● ABOUT THIS TASK: The reply must consist of the entire listing, reproduced exactly.

● DATA SECTION:
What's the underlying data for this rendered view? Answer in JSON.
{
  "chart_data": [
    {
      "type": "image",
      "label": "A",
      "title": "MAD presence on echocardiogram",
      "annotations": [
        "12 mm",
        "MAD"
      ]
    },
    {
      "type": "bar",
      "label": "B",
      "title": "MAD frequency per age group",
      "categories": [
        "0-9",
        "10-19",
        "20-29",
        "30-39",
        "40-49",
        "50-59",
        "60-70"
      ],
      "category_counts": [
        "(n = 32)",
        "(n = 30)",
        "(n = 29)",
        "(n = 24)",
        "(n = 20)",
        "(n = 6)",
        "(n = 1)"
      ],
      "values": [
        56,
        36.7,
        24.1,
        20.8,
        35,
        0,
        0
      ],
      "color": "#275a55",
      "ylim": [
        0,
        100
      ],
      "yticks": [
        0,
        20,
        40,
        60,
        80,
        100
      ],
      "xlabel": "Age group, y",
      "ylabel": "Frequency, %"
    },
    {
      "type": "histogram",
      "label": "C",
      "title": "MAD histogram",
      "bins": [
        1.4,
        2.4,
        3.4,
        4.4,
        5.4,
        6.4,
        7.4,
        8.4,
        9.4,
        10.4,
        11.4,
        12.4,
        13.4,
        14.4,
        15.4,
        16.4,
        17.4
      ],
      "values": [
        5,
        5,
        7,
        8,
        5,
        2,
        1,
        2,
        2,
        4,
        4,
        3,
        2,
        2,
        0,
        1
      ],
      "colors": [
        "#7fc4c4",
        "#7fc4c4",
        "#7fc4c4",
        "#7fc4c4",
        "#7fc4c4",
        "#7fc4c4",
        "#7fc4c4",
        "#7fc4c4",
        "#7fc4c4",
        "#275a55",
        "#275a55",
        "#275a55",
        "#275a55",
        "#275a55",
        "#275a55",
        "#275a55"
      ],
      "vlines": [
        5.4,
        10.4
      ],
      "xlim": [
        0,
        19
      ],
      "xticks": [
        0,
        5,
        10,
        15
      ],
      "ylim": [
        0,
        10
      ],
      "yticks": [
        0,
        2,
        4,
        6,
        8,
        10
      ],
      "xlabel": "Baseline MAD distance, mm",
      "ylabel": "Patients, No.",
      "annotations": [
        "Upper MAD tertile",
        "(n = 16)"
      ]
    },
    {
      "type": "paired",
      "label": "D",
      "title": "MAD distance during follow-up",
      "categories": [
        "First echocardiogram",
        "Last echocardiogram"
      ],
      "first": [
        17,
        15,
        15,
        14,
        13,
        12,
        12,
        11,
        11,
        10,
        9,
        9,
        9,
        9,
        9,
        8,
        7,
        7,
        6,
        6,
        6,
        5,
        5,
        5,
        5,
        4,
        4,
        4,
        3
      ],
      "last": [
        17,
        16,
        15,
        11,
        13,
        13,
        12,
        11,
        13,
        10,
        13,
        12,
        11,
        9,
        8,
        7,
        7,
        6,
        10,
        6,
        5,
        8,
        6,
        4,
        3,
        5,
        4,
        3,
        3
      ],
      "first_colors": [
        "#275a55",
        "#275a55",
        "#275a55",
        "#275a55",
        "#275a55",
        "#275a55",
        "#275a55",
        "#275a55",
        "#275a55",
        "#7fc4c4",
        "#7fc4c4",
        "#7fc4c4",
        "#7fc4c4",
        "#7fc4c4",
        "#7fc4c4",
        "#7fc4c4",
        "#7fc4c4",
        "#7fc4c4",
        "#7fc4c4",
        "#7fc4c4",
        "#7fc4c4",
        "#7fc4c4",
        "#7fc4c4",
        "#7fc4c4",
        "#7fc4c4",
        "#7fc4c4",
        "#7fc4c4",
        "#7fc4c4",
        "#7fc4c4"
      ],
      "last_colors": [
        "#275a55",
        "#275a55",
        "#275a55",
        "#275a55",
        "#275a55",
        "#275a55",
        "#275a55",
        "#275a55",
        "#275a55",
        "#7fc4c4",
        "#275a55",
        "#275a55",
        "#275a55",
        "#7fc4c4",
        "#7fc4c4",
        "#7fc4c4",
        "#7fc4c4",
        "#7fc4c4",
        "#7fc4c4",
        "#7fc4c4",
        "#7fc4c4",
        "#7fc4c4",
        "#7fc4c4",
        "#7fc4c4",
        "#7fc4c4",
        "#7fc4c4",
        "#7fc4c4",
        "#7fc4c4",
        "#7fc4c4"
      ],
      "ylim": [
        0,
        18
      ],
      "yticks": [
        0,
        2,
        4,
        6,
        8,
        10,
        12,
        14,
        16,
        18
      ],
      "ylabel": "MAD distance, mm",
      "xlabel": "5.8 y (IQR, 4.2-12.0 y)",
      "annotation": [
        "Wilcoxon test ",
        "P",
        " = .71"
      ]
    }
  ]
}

● TASK SOLUTION:
What's the underlying data for this rendered view? Answer in JSON.
{
  "chart_data": [
    {
      "type": "image",
      "label": "A",
      "title": "MAD presence on echocardiogram",
      "annotations": [
        "12 mm",
        "MAD"
      ]
    },
    {
      "type": "bar",
      "label": "B",
      "title": "MAD frequency per age group",
      "categories": [
        "0-9",
        "10-19",
        "20-29",
        "30-39",
        "40-49",
        "50-59",
        "60-70"
      ],
      "category_counts": [
        "(n = 32)",
        "(n = 30)",
        "(n = 29)",
        "(n = 24)",
        "(n = 20)",
        "(n = 6)",
        "(n = 1)"
      ],
      "values": [
        56,
        36.7,
        24.1,
        20.8,
        35,
        0,
        0
      ],
      "color": "#275a55",
      "ylim": [
        0,
        100
      ],
      "yticks": [
        0,
        20,
        40,
        60,
        80,
        100
      ],
      "xlabel": "Age group, y",
      "ylabel": "Frequency, %"
    },
    {
      "type": "histogram",
      "label": "C",
      "title": "MAD histogram",
      "bins": [
        1.4,
        2.4,
        3.4,
        4.4,
        5.4,
        6.4,
        7.4,
        8.4,
        9.4,
        10.4,
        11.4,
        12.4,
        13.4,
        14.4,
        15.4,
        16.4,
        17.4
      ],
      "values": [
        5,
        5,
        7,
        8,
        5,
        2,
        1,
        2,
        2,
        4,
        4,
        3,
        2,
        2,
        0,
        1
      ],
      "colors": [
        "#7fc4c4",
        "#7fc4c4",
        "#7fc4c4",
        "#7fc4c4",
        "#7fc4c4",
        "#7fc4c4",
        "#7fc4c4",
        "#7fc4c4",
        "#7fc4c4",
        "#275a55",
        "#275a55",
        "#275a55",
        "#275a55",
        "#275a55",
        "#275a55",
        "#275a55"
      ],
      "vlines": [
        5.4,
        10.4
      ],
      "xlim": [
        0,
        19
      ],
      "xticks": [
        0,
        5,
        10,
        15
      ],
      "ylim": [
        0,
        10
      ],
      "yticks": [
        0,
        2,
        4,
        6,
        8,
        10
      ],
      "xlabel": "Baseline MAD distance, mm",
      "ylabel": "Patients, No.",
      "annotations": [
        "Upper MAD tertile",
        "(n = 16)"
      ]
    },
    {
      "type": "paired",
      "label": "D",
      "title": "MAD distance during follow-up",
      "categories": [
        "First echocardiogram",
        "Last echocardiogram"
      ],
      "first": [
        17,
        15,
        15,
        14,
        13,
        12,
        12,
        11,
        11,
        10,
        9,
        9,
        9,
        9,
        9,
        8,
        7,
        7,
        6,
        6,
        6,
        5,
        5,
        5,
        5,
        4,
        4,
        4,
        3
      ],
      "last": [
        17,
        16,
        15,
        11,
        13,
        13,
        12,
        11,
        13,
        10,
        13,
        12,
        11,
        9,
        8,
        7,
        7,
        6,
        10,
        6,
        5,
        8,
        6,
        4,
        3,
        5,
        4,
        3,
        3
      ],
      "first_colors": [
        "#275a55",
        "#275a55",
        "#275a55",
        "#275a55",
        "#275a55",
        "#275a55",
        "#275a55",
        "#275a55",
        "#275a55",
        "#7fc4c4",
        "#7fc4c4",
        "#7fc4c4",
        "#7fc4c4",
        "#7fc4c4",
        "#7fc4c4",
        "#7fc4c4",
        "#7fc4c4",
        "#7fc4c4",
        "#7fc4c4",
        "#7fc4c4",
        "#7fc4c4",
        "#7fc4c4",
        "#7fc4c4",
        "#7fc4c4",
        "#7fc4c4",
        "#7fc4c4",
        "#7fc4c4",
        "#7fc4c4",
        "#7fc4c4"
      ],
      "last_colors": [
        "#275a55",
        "#275a55",
        "#275a55",
        "#275a55",
        "#275a55",
        "#275a55",
        "#275a55",
        "#275a55",
        "#275a55",
        "#7fc4c4",
        "#275a55",
        "#275a55",
        "#275a55",
        "#7fc4c4",
        "#7fc4c4",
        "#7fc4c4",
        "#7fc4c4",
        "#7fc4c4",
        "#7fc4c4",
        "#7fc4c4",
        "#7fc4c4",
        "#7fc4c4",
        "#7fc4c4",
        "#7fc4c4",
        "#7fc4c4",
        "#7fc4c4",
        "#7fc4c4",
        "#7fc4c4",
        "#7fc4c4"
      ],
      "ylim": [
        0,
        18
      ],
      "yticks": [
        0,
        2,
        4,
        6,
        8,
        10,
        12,
        14,
        16,
        18
      ],
      "ylabel": "MAD distance, mm",
      "xlabel": "5.8 y (IQR, 4.2-12.0 y)",
      "annotation": [
        "Wilcoxon test ",
        "P",
        " = .71"
      ]
    }
  ]
}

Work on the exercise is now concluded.